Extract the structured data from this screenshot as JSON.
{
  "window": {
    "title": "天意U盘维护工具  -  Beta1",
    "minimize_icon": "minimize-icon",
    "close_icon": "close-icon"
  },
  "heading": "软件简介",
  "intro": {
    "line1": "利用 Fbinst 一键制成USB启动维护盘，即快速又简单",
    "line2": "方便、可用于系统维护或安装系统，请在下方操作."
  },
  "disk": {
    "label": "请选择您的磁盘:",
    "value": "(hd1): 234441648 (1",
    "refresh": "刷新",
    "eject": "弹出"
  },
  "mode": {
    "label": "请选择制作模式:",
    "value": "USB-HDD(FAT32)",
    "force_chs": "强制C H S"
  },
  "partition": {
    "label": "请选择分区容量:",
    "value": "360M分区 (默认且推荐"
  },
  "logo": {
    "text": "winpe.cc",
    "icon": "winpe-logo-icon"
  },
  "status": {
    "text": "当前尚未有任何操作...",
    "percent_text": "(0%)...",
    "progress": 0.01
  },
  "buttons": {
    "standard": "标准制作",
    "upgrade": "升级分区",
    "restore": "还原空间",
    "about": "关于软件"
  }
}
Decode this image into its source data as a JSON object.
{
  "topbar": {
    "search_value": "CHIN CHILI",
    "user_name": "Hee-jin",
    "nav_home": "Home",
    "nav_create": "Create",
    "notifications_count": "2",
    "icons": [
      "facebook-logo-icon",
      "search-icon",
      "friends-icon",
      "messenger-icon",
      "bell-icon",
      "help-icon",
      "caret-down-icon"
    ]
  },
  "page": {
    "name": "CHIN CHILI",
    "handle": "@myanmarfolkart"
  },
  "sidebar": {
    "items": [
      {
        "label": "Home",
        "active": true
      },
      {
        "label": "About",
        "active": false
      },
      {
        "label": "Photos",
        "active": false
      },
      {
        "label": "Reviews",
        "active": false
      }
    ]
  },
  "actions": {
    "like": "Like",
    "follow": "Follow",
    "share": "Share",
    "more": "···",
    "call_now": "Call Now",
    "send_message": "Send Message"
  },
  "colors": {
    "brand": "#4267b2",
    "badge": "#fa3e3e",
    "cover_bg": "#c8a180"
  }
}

= = = = = = =

WORK TO BE COMPLETED: Set out every line from the material that contains the string "data".

ANSWER FOR THE TASK:
Extract the structured data from this screenshot as JSON.
Decode this image into its source data as a JSON object.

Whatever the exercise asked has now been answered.